→ **STATED TASK**: Transcribe the records verbatim, from the start of the records through the line containing "- staticText: 5-g: [129, 242, 166, 277]", both ends included.

→ **AVAILABLE DATA**:
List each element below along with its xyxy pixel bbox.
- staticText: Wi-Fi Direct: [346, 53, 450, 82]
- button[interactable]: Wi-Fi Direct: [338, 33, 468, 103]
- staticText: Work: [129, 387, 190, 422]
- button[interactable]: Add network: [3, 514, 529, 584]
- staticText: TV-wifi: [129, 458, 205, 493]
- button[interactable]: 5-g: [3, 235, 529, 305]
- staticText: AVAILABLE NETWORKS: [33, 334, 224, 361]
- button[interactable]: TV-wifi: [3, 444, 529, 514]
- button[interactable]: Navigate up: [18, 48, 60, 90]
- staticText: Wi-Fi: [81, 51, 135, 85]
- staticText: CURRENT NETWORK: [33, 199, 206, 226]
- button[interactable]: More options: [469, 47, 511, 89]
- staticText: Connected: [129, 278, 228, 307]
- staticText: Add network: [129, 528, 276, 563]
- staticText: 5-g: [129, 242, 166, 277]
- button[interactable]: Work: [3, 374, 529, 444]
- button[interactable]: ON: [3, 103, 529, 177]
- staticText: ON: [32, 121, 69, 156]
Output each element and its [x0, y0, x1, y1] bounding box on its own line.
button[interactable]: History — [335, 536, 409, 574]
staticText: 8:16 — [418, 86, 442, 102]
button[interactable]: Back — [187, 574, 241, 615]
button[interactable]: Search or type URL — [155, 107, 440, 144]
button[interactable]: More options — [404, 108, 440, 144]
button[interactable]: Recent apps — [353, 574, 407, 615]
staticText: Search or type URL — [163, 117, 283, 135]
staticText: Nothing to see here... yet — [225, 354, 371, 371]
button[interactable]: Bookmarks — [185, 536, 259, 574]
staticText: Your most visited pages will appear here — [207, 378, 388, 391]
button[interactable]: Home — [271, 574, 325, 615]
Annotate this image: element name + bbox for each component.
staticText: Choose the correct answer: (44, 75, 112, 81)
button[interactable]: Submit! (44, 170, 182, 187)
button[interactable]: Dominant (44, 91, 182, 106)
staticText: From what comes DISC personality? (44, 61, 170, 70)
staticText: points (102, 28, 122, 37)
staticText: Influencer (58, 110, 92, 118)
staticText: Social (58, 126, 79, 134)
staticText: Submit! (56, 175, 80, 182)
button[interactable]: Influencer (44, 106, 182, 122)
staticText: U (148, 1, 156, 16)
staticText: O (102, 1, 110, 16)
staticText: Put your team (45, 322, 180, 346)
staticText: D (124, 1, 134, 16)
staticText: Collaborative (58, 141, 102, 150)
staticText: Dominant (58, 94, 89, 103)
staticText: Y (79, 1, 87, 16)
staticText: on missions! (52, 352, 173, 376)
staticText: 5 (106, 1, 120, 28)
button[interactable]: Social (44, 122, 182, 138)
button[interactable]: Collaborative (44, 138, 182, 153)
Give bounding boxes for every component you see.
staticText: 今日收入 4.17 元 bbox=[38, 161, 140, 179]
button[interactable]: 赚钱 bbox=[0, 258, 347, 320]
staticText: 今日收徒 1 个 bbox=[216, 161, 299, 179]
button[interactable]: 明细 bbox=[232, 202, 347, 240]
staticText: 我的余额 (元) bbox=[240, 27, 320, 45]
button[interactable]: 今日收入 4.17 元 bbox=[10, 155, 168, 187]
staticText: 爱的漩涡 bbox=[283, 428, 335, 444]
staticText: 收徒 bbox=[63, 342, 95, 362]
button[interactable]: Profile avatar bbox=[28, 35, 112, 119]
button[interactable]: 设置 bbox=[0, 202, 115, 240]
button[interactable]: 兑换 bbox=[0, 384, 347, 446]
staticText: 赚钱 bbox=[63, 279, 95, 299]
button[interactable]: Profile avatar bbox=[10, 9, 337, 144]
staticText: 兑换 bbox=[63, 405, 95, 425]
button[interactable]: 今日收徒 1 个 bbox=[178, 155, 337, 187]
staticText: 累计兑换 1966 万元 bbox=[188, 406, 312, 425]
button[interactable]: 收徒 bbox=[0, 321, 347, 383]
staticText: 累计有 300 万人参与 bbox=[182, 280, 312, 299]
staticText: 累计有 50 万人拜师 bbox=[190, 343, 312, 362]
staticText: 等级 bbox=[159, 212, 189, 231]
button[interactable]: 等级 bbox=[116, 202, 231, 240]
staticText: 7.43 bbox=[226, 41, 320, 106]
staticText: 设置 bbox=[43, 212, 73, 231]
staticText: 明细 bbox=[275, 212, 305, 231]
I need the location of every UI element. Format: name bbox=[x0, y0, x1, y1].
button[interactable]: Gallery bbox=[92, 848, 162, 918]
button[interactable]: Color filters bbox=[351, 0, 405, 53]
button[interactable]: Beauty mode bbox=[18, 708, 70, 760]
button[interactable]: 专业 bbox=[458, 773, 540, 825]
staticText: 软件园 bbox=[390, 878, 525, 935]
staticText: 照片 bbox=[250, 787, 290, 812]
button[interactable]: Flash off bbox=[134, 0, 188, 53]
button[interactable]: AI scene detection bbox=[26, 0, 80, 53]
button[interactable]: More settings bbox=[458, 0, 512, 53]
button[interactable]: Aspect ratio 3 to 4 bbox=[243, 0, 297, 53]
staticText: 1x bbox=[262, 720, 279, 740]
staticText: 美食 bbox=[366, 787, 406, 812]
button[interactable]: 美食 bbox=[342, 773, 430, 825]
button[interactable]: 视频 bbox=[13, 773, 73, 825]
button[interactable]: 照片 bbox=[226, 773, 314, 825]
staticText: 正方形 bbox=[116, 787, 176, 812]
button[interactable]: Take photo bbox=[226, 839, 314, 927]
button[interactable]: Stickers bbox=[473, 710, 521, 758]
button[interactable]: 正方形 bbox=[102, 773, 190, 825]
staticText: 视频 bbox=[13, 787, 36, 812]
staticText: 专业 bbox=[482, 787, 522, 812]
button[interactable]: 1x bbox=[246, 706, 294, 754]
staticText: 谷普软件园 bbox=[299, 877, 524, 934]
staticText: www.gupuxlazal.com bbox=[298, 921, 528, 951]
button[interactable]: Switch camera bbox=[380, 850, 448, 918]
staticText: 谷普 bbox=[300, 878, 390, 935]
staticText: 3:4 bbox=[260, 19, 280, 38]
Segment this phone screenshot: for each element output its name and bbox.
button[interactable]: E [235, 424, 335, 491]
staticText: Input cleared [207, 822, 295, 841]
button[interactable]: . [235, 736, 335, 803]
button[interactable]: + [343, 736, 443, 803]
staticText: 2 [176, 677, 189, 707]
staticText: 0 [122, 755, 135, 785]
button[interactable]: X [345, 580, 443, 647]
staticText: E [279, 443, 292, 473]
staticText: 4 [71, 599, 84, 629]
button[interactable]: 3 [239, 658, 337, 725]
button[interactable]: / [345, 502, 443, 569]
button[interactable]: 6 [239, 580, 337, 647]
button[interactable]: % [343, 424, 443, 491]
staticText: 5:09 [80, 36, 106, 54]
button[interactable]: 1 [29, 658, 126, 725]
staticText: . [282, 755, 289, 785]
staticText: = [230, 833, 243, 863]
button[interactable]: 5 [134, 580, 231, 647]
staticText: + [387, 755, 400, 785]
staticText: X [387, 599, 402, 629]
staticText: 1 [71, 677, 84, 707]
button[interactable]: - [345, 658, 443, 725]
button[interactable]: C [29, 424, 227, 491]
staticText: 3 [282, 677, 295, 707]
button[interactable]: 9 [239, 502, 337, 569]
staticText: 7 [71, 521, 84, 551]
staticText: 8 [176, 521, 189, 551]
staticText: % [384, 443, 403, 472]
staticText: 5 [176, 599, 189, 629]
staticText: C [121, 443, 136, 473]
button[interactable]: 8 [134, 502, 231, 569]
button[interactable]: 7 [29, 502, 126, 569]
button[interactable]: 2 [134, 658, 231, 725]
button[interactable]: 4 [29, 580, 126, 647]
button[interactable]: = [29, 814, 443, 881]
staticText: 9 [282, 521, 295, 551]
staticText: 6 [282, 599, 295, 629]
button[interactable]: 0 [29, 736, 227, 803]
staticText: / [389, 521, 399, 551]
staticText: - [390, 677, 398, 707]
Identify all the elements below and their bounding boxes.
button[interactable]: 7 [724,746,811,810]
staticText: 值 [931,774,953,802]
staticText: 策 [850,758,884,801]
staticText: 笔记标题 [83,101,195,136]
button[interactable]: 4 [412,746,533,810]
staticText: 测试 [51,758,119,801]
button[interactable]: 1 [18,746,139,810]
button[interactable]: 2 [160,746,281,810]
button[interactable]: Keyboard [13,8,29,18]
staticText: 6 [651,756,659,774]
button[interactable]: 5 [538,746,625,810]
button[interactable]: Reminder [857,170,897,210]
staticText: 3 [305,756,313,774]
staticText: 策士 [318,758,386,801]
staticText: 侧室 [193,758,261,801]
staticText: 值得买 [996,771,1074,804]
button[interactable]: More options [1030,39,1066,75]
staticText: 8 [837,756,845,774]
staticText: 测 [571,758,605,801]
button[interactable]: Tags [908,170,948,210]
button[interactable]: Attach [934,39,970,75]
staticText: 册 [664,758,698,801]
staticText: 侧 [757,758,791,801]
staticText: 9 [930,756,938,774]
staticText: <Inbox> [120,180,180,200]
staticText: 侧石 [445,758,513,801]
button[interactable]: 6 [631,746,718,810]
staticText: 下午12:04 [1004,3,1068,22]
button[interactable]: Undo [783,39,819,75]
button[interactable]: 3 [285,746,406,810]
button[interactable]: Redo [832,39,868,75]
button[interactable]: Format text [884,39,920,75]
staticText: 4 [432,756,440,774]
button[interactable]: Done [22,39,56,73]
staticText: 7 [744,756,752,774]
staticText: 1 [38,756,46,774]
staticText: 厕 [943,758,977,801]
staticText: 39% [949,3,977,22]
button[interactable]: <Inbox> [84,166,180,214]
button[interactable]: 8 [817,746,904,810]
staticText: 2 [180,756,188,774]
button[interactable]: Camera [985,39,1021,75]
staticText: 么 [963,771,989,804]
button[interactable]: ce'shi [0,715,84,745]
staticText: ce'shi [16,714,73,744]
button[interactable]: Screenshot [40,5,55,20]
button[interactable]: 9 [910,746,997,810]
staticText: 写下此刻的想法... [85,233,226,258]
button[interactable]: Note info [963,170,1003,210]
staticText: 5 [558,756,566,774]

→ **WRITTEN REPLY**:
List each element below along with its xyxy pixel bbox.
- staticText: Wi-Fi Direct: [346, 53, 450, 82]
- button[interactable]: Wi-Fi Direct: [338, 33, 468, 103]
- staticText: Work: [129, 387, 190, 422]
- button[interactable]: Add network: [3, 514, 529, 584]
- staticText: TV-wifi: [129, 458, 205, 493]
- button[interactable]: 5-g: [3, 235, 529, 305]
- staticText: AVAILABLE NETWORKS: [33, 334, 224, 361]
- button[interactable]: TV-wifi: [3, 444, 529, 514]
- button[interactable]: Navigate up: [18, 48, 60, 90]
- staticText: Wi-Fi: [81, 51, 135, 85]
- staticText: CURRENT NETWORK: [33, 199, 206, 226]
- button[interactable]: More options: [469, 47, 511, 89]
- staticText: Connected: [129, 278, 228, 307]
- staticText: Add network: [129, 528, 276, 563]
- staticText: 5-g: [129, 242, 166, 277]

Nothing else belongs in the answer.